Every line that includes the word "スコープ" is to be listed.
-- DATA RECORDS start --
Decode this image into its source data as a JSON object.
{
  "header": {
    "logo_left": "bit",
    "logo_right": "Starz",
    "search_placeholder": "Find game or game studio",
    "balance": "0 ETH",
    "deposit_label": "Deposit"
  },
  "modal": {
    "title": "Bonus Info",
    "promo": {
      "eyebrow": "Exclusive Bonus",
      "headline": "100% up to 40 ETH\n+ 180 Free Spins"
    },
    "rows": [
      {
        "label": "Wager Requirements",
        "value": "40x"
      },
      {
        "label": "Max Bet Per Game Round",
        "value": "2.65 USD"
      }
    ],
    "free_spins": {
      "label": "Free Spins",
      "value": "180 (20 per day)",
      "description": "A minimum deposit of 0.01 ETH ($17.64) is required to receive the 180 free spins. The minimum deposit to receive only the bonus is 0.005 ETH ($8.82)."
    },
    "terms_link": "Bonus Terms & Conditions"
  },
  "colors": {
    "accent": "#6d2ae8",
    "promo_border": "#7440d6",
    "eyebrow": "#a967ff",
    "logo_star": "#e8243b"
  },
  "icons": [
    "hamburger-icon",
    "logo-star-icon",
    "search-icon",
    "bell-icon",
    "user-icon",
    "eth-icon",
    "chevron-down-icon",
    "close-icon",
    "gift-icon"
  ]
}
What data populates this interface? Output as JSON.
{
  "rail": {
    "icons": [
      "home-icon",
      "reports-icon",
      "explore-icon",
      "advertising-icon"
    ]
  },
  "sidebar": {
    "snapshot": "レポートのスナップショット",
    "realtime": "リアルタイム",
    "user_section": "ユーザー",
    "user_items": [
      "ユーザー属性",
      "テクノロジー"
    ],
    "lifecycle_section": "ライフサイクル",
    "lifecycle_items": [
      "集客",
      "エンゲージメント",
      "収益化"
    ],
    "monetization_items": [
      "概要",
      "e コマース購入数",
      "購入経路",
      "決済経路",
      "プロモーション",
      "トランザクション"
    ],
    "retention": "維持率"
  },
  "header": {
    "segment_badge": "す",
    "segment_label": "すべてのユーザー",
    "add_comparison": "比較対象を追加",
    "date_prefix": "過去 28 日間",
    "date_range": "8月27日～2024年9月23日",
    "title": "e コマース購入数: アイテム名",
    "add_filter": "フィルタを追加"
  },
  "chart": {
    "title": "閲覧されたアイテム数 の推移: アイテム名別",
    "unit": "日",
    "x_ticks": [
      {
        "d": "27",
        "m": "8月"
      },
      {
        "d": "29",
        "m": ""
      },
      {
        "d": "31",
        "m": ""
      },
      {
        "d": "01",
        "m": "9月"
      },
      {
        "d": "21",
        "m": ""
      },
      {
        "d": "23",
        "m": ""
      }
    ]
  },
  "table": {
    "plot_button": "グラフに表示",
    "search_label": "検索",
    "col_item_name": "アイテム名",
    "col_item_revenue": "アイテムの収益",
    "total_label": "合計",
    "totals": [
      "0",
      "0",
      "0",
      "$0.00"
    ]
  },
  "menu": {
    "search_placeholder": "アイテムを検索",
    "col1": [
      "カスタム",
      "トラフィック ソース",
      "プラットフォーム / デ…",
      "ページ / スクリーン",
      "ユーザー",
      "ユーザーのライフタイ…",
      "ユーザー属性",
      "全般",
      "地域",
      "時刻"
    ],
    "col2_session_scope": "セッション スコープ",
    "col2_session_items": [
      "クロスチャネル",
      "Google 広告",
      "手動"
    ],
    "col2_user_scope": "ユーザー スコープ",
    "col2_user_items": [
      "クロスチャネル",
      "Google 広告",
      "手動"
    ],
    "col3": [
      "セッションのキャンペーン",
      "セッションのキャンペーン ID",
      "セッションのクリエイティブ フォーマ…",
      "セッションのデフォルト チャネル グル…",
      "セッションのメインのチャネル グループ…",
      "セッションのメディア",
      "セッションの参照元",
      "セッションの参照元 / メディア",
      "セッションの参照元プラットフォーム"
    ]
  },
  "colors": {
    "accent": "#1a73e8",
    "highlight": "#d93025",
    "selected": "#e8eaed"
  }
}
-- DATA RECORDS end --
» **WRITTEN REPLY**:
    "col2_session_scope": "セッション スコープ",
    "col2_user_scope": "ユーザー スコープ",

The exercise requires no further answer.